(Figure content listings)
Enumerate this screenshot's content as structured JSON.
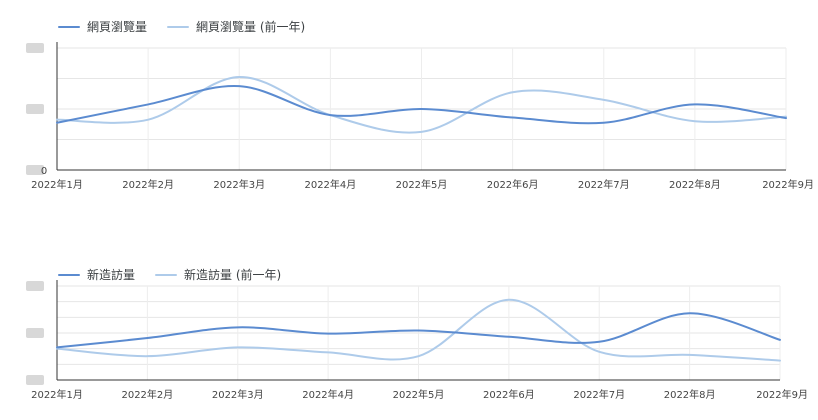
{
  "chart_data": [
    {
      "type": "line",
      "categories": [
        "2022年1月",
        "2022年2月",
        "2022年3月",
        "2022年4月",
        "2022年5月",
        "2022年6月",
        "2022年7月",
        "2022年8月",
        "2022年9月"
      ],
      "series": [
        {
          "name": "網頁瀏覽量",
          "color": "#5b8bd0",
          "values": [
            1.55,
            2.15,
            2.75,
            1.8,
            2.0,
            1.72,
            1.55,
            2.15,
            1.7
          ]
        },
        {
          "name": "網頁瀏覽量 (前一年)",
          "color": "#aecbea",
          "values": [
            1.65,
            1.65,
            3.05,
            1.8,
            1.25,
            2.55,
            2.3,
            1.6,
            1.75
          ]
        }
      ],
      "ylim": [
        0,
        4
      ],
      "y_ticks": [
        "0"
      ],
      "grid": true,
      "legend_position": "top-left"
    },
    {
      "type": "line",
      "categories": [
        "2022年1月",
        "2022年2月",
        "2022年3月",
        "2022年4月",
        "2022年5月",
        "2022年6月",
        "2022年7月",
        "2022年8月",
        "2022年9月"
      ],
      "series": [
        {
          "name": "新造訪量",
          "color": "#5b8bd0",
          "values": [
            1.04,
            1.34,
            1.68,
            1.48,
            1.58,
            1.38,
            1.22,
            2.13,
            1.28
          ]
        },
        {
          "name": "新造訪量 (前一年)",
          "color": "#aecbea",
          "values": [
            1.0,
            0.76,
            1.04,
            0.88,
            0.76,
            2.56,
            0.9,
            0.8,
            0.62
          ]
        }
      ],
      "ylim": [
        0,
        3
      ],
      "y_ticks": [],
      "grid": true,
      "legend_position": "top-left"
    }
  ]
}
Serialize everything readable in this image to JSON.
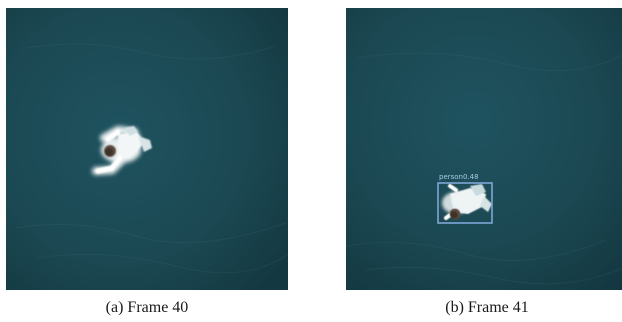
{
  "figure": {
    "panels": [
      {
        "caption": "(a) Frame 40",
        "detections": []
      },
      {
        "caption": "(b) Frame 41",
        "detections": [
          {
            "class_label": "person",
            "confidence": "0.48",
            "box_color": "#7fa6d6"
          }
        ]
      }
    ]
  },
  "colors": {
    "water": "#1d4a55",
    "water_dark": "#163c46",
    "figure_white": "#eef3f4"
  }
}
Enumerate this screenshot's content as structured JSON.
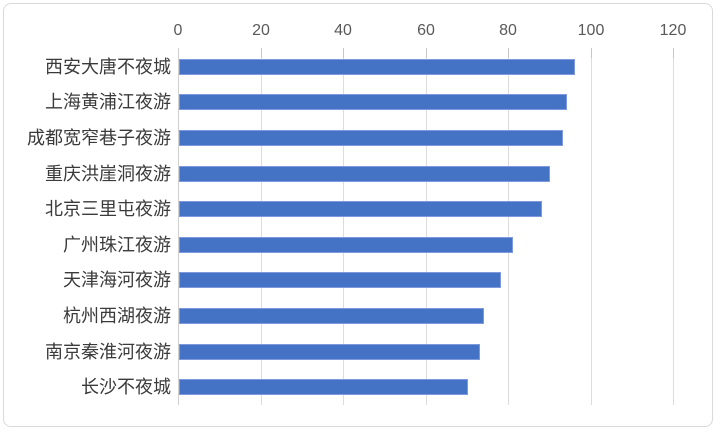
{
  "chart_data": {
    "type": "bar",
    "orientation": "horizontal",
    "title": "",
    "categories": [
      "西安大唐不夜城",
      "上海黄浦江夜游",
      "成都宽窄巷子夜游",
      "重庆洪崖洞夜游",
      "北京三里屯夜游",
      "广州珠江夜游",
      "天津海河夜游",
      "杭州西湖夜游",
      "南京秦淮河夜游",
      "长沙不夜城"
    ],
    "values": [
      96,
      94,
      93,
      90,
      88,
      81,
      78,
      74,
      73,
      70
    ],
    "x_ticks": [
      "0",
      "20",
      "40",
      "60",
      "80",
      "100",
      "120"
    ],
    "xlim": [
      0,
      120
    ],
    "grid": "vertical",
    "legend": "none",
    "axis_position": "top",
    "colors": {
      "bar_fill": "#4472C4",
      "bar_border": "#7E99DE",
      "gridline": "#DCDCDC",
      "axis_line": "#D0D0D0",
      "tick_mark": "#C6C6C6",
      "tick_label": "#595959",
      "category_label": "#3A3A3A",
      "frame_border": "#D9D9D9",
      "background": "#FFFFFF"
    }
  }
}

Instructions to follow:
Transcribe every entry word for word, but skip the pictures.

Exercise output:
Enumerate this screenshot's content as structured JSON.
{
  "chart_data": [
    {
      "type": "line",
      "categories": [
        "2022年1月",
        "2022年2月",
        "2022年3月",
        "2022年4月",
        "2022年5月",
        "2022年6月",
        "2022年7月",
        "2022年8月",
        "2022年9月"
      ],
      "series": [
        {
          "name": "網頁瀏覽量",
          "color": "#5b8bd0",
          "values": [
            1.55,
            2.15,
            2.75,
            1.8,
            2.0,
            1.72,
            1.55,
            2.15,
            1.7
          ]
        },
        {
          "name": "網頁瀏覽量 (前一年)",
          "color": "#aecbea",
          "values": [
            1.65,
            1.65,
            3.05,
            1.8,
            1.25,
            2.55,
            2.3,
            1.6,
            1.75
          ]
        }
      ],
      "ylim": [
        0,
        4
      ],
      "y_ticks": [
        "0"
      ],
      "grid": true,
      "legend_position": "top-left"
    },
    {
      "type": "line",
      "categories": [
        "2022年1月",
        "2022年2月",
        "2022年3月",
        "2022年4月",
        "2022年5月",
        "2022年6月",
        "2022年7月",
        "2022年8月",
        "2022年9月"
      ],
      "series": [
        {
          "name": "新造訪量",
          "color": "#5b8bd0",
          "values": [
            1.04,
            1.34,
            1.68,
            1.48,
            1.58,
            1.38,
            1.22,
            2.13,
            1.28
          ]
        },
        {
          "name": "新造訪量 (前一年)",
          "color": "#aecbea",
          "values": [
            1.0,
            0.76,
            1.04,
            0.88,
            0.76,
            2.56,
            0.9,
            0.8,
            0.62
          ]
        }
      ],
      "ylim": [
        0,
        3
      ],
      "y_ticks": [],
      "grid": true,
      "legend_position": "top-left"
    }
  ]
}
Serialize everything readable in this image to JSON.
{
  "figure": {
    "panels": [
      {
        "caption": "(a) Frame 40",
        "detections": []
      },
      {
        "caption": "(b) Frame 41",
        "detections": [
          {
            "class_label": "person",
            "confidence": "0.48",
            "box_color": "#7fa6d6"
          }
        ]
      }
    ]
  },
  "colors": {
    "water": "#1d4a55",
    "water_dark": "#163c46",
    "figure_white": "#eef3f4"
  }
}
Enumerate this screenshot's content as structured JSON.
{
  "chart_data": {
    "type": "bar",
    "orientation": "horizontal",
    "title": "",
    "categories": [
      "西安大唐不夜城",
      "上海黄浦江夜游",
      "成都宽窄巷子夜游",
      "重庆洪崖洞夜游",
      "北京三里屯夜游",
      "广州珠江夜游",
      "天津海河夜游",
      "杭州西湖夜游",
      "南京秦淮河夜游",
      "长沙不夜城"
    ],
    "values": [
      96,
      94,
      93,
      90,
      88,
      81,
      78,
      74,
      73,
      70
    ],
    "x_ticks": [
      "0",
      "20",
      "40",
      "60",
      "80",
      "100",
      "120"
    ],
    "xlim": [
      0,
      120
    ],
    "grid": "vertical",
    "legend": "none",
    "axis_position": "top",
    "colors": {
      "bar_fill": "#4472C4",
      "bar_border": "#7E99DE",
      "gridline": "#DCDCDC",
      "axis_line": "#D0D0D0",
      "tick_mark": "#C6C6C6",
      "tick_label": "#595959",
      "category_label": "#3A3A3A",
      "frame_border": "#D9D9D9",
      "background": "#FFFFFF"
    }
  }
}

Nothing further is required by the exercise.